__Stated problem__
Render every line of the records below as a Markdown table with the columns Row and Line, numbering the rows and skipping blank lines. Leave the pictures out.

__Listed entries__
== == ==

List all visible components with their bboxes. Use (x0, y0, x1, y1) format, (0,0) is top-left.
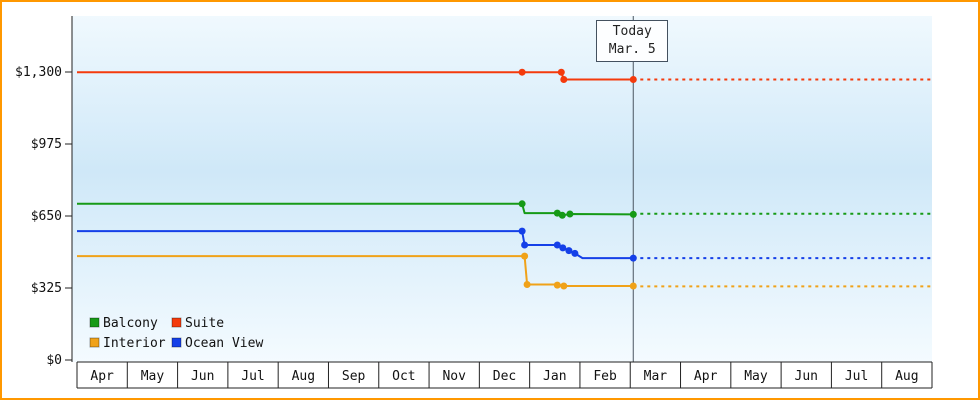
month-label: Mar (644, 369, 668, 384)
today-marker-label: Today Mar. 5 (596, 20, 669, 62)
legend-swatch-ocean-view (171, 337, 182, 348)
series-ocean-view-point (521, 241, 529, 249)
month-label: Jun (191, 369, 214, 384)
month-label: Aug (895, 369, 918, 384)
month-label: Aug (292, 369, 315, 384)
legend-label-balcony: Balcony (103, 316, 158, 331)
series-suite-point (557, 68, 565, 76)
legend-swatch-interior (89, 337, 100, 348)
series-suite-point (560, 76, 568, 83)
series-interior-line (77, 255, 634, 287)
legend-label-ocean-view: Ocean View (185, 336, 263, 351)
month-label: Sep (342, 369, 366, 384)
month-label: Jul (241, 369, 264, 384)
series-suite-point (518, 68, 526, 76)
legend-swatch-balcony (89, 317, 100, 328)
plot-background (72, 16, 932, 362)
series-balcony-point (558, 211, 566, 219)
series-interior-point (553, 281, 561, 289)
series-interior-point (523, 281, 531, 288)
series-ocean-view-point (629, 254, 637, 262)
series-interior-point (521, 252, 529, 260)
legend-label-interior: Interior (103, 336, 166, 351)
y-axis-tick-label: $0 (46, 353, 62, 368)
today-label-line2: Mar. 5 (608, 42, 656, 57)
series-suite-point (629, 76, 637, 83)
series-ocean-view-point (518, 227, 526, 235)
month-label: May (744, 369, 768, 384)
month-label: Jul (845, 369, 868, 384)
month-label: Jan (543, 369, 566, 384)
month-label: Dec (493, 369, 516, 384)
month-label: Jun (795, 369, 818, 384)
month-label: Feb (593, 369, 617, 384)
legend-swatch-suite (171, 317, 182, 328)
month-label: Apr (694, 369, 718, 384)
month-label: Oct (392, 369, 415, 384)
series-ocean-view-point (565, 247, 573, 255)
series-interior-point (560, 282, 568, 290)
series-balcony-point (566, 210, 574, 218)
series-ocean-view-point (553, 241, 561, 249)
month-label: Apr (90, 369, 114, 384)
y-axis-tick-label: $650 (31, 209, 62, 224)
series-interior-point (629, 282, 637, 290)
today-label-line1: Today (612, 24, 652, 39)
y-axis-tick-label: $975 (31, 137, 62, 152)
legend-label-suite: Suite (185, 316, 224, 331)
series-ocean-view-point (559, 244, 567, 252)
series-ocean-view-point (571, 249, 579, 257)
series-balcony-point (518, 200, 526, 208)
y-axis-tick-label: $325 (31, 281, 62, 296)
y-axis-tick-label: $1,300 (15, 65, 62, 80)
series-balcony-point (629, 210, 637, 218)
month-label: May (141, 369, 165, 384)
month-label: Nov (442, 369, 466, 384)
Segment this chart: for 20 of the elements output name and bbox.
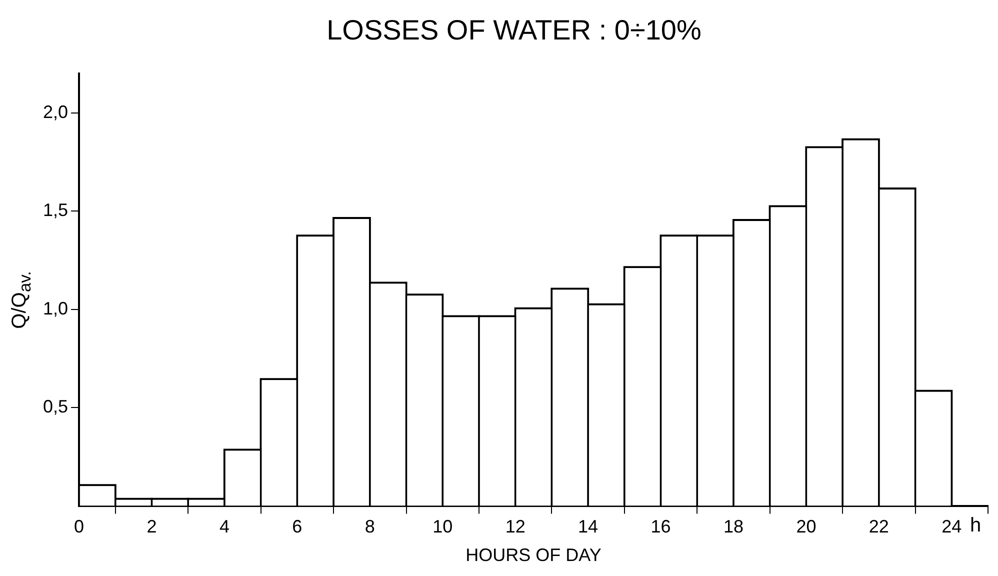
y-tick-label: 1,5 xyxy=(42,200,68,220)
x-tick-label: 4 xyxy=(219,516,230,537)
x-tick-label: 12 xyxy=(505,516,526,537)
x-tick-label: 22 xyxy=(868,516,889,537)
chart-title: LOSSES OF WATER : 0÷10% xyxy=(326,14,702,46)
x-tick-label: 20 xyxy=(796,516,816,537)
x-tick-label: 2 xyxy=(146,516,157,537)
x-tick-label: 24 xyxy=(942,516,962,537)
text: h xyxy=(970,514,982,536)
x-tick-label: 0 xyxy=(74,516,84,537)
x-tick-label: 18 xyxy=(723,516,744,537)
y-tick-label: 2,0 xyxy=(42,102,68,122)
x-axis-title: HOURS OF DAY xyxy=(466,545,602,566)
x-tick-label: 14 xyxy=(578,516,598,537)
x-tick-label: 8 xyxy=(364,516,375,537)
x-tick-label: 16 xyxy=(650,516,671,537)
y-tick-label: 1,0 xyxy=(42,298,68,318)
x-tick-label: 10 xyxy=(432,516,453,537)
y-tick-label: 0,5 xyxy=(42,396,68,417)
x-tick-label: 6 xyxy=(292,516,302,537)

== == ==

__Answer to this exercise__
| Row | Line |
|---|---|
| 1 | List all visible components with their bboxes. Use (x0, y0, x1, y1) format, (0,0) is top-left. |
| 2 | month-label: Mar (644, 369, 668, 384) |
| 3 | today-marker-label: Today Mar. 5 (596, 20, 669, 62) |
| 4 | legend-swatch-ocean-view (171, 337, 182, 348) |
| 5 | series-ocean-view-point (521, 241, 529, 249) |
| 6 | month-label: Jun (191, 369, 214, 384) |
| 7 | month-label: Aug (895, 369, 918, 384) |
| 8 | month-label: Aug (292, 369, 315, 384) |
| 9 | legend-label-balcony: Balcony (103, 316, 158, 331) |
| 10 | series-suite-point (557, 68, 565, 76) |
| 11 | legend-swatch-interior (89, 337, 100, 348) |
| 12 | series-suite-point (560, 76, 568, 83) |
| 13 | series-interior-line (77, 255, 634, 287) |
| 14 | legend-label-ocean-view: Ocean View (185, 336, 263, 351) |
| 15 | month-label: Sep (342, 369, 366, 384) |
| 16 | month-label: Jul (241, 369, 264, 384) |
| 17 | series-suite-point (518, 68, 526, 76) |
| 18 | legend-swatch-balcony (89, 317, 100, 328) |
| 19 | plot-background (72, 16, 932, 362) |
| 20 | series-balcony-point (558, 211, 566, 219) |
| 21 | series-interior-point (553, 281, 561, 289) |
| 22 | series-interior-point (523, 281, 531, 288) |
| 23 | series-ocean-view-point (629, 254, 637, 262) |
| 24 | series-interior-point (521, 252, 529, 260) |
| 25 | legend-label-interior: Interior (103, 336, 166, 351) |
| 26 | y-axis-tick-label: $0 (46, 353, 62, 368) |
| 27 | today-label-line2: Mar. 5 (608, 42, 656, 57) |
| 28 | series-suite-point (629, 76, 637, 83) |
| 29 | series-ocean-view-point (518, 227, 526, 235) |
| 30 | month-label: May (744, 369, 768, 384) |
| 31 | month-label: Jul (845, 369, 868, 384) |
| 32 | month-label: Jan (543, 369, 566, 384) |
| 33 | month-label: Dec (493, 369, 516, 384) |
| 34 | month-label: Jun (795, 369, 818, 384) |
| 35 | month-label: Feb (593, 369, 617, 384) |
| 36 | legend-swatch-suite (171, 317, 182, 328) |
| 37 | month-label: Apr (694, 369, 718, 384) |
| 38 | month-label: Oct (392, 369, 415, 384) |
| 39 | series-ocean-view-point (565, 247, 573, 255) |
| 40 | series-interior-point (560, 282, 568, 290) |
| 41 | series-balcony-point (566, 210, 574, 218) |
| 42 | series-ocean-view-point (553, 241, 561, 249) |
| 43 | month-label: Apr (90, 369, 114, 384) |
| 44 | y-axis-tick-label: $650 (31, 209, 62, 224) |
| 45 | series-interior-point (629, 282, 637, 290) |
| 46 | today-label-line1: Today (612, 24, 652, 39) |
| 47 | y-axis-tick-label: $975 (31, 137, 62, 152) |
| 48 | legend-label-suite: Suite (185, 316, 224, 331) |
| 49 | series-ocean-view-point (559, 244, 567, 252) |
| 50 | series-ocean-view-point (571, 249, 579, 257) |
| 51 | series-balcony-point (518, 200, 526, 208) |
| 52 | y-axis-tick-label: $325 (31, 281, 62, 296) |
| 53 | y-axis-tick-label: $1,300 (15, 65, 62, 80) |
| 54 | series-balcony-point (629, 210, 637, 218) |
| 55 | month-label: May (141, 369, 165, 384) |
| 56 | month-label: Nov (442, 369, 466, 384) |
| 57 | Segment this chart: for 20 of the elements output name and bbox. |
| 58 | y-tick-label: 1,5 xyxy=(42,200,68,220) |
| 59 | x-tick-label: 4 xyxy=(219,516,230,537) |
| 60 | x-tick-label: 12 xyxy=(505,516,526,537) |
| 61 | x-tick-label: 22 xyxy=(868,516,889,537) |
| 62 | chart-title: LOSSES OF WATER : 0÷10% xyxy=(326,14,702,46) |
| 63 | x-tick-label: 20 xyxy=(796,516,816,537) |
| 64 | x-tick-label: 2 xyxy=(146,516,157,537) |
| 65 | x-tick-label: 24 xyxy=(942,516,962,537) |
| 66 | text: h xyxy=(970,514,982,536) |
| 67 | x-tick-label: 0 xyxy=(74,516,84,537) |
| 68 | x-tick-label: 18 xyxy=(723,516,744,537) |
| 69 | y-tick-label: 2,0 xyxy=(42,102,68,122) |
| 70 | x-axis-title: HOURS OF DAY xyxy=(466,545,602,566) |
| 71 | x-tick-label: 14 xyxy=(578,516,598,537) |
| 72 | x-tick-label: 8 xyxy=(364,516,375,537) |
| 73 | x-tick-label: 16 xyxy=(650,516,671,537) |
| 74 | y-tick-label: 1,0 xyxy=(42,298,68,318) |
| 75 | x-tick-label: 10 xyxy=(432,516,453,537) |
| 76 | y-tick-label: 0,5 xyxy=(42,396,68,417) |
| 77 | x-tick-label: 6 xyxy=(292,516,302,537) |